Write out the material below from its first line through the line containing "- panel-b-ytick-label: 0: [132, 146, 136, 153]", with both of those lines included, keeping every character unchanged.

+ + + + + + +

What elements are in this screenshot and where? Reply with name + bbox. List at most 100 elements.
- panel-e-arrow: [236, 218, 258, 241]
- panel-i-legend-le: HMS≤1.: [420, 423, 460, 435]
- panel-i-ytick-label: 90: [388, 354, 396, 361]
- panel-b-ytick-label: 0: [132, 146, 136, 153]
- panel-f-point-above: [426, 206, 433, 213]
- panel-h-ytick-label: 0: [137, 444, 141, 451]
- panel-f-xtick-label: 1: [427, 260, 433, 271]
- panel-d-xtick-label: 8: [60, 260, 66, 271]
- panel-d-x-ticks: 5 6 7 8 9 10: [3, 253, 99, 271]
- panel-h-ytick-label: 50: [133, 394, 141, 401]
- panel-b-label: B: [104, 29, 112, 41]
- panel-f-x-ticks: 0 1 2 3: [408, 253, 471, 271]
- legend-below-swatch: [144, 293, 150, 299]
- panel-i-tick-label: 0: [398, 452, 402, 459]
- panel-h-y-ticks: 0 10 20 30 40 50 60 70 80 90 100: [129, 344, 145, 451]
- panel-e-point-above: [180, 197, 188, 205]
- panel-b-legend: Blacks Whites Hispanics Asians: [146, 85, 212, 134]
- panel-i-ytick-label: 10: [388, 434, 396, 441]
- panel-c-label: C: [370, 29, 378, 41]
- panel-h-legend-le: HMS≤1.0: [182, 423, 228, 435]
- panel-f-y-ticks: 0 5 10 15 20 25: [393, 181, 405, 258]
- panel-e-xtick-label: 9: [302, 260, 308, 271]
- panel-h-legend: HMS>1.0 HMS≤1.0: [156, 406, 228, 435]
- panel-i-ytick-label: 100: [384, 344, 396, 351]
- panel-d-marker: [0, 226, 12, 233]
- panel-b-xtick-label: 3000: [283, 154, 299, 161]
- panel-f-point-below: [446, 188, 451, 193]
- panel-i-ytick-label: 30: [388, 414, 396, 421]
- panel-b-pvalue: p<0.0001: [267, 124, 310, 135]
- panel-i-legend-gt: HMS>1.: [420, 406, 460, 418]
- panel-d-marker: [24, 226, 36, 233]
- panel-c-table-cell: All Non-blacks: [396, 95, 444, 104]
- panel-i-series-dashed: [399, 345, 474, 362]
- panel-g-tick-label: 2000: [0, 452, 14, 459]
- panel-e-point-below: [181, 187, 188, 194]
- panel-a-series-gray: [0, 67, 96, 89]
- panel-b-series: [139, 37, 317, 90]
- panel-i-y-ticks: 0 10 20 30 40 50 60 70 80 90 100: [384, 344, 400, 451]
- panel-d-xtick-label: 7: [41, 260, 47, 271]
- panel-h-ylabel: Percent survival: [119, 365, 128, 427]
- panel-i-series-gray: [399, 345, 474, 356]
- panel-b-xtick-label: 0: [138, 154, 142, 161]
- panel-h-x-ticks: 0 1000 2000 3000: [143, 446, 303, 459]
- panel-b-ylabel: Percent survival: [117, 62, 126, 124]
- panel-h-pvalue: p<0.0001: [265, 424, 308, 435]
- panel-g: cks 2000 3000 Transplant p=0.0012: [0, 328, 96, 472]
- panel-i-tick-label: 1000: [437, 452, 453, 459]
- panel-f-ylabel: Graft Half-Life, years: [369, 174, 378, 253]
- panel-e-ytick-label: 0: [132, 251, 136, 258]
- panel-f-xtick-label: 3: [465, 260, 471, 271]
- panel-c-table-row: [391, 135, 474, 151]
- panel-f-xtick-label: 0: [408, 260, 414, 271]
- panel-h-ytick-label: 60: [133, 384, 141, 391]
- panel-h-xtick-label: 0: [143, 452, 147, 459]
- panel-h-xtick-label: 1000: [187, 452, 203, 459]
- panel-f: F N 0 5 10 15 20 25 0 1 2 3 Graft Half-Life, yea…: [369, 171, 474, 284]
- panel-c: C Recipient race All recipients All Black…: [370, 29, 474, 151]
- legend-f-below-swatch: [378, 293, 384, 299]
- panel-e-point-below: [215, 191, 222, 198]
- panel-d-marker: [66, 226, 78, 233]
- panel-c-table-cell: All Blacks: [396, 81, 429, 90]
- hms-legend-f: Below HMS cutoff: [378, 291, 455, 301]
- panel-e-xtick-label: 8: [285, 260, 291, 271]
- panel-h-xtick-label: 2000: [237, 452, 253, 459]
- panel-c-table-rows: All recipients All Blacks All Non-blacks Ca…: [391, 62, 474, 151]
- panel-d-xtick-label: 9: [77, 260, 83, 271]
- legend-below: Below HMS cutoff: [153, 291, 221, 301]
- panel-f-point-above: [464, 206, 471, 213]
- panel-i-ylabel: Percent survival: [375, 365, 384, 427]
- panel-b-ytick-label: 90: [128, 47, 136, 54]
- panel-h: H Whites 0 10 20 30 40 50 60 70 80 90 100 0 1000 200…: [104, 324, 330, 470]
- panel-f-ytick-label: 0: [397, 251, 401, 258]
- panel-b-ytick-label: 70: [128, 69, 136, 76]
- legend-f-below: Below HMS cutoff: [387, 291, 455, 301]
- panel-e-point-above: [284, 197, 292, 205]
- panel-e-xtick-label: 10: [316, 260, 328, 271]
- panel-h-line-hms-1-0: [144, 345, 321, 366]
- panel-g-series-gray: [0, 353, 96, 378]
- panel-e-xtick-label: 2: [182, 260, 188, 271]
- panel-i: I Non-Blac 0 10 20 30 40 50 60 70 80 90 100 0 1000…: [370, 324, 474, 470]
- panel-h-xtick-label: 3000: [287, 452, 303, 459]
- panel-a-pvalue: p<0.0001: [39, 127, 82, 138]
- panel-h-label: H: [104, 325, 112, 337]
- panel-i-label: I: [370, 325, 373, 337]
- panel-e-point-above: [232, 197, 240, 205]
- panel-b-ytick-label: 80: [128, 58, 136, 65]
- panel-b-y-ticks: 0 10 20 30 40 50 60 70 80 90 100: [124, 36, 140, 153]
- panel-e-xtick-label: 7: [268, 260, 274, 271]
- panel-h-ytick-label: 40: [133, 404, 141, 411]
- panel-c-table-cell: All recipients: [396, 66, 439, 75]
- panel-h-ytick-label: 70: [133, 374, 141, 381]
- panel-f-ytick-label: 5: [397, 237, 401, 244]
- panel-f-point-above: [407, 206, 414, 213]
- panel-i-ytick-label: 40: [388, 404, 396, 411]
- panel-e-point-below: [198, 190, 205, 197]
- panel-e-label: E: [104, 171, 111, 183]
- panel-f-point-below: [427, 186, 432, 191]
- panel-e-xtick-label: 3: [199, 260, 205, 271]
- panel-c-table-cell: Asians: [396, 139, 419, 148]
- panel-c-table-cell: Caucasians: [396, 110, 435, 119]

+ + + + + + +

#### Task result:
What elements are in this screenshot and where? Reply with name + bbox. List at most 100 elements.
- panel-e-arrow: [236, 218, 258, 241]
- panel-i-legend-le: HMS≤1.: [420, 423, 460, 435]
- panel-i-ytick-label: 90: [388, 354, 396, 361]
- panel-b-ytick-label: 0: [132, 146, 136, 153]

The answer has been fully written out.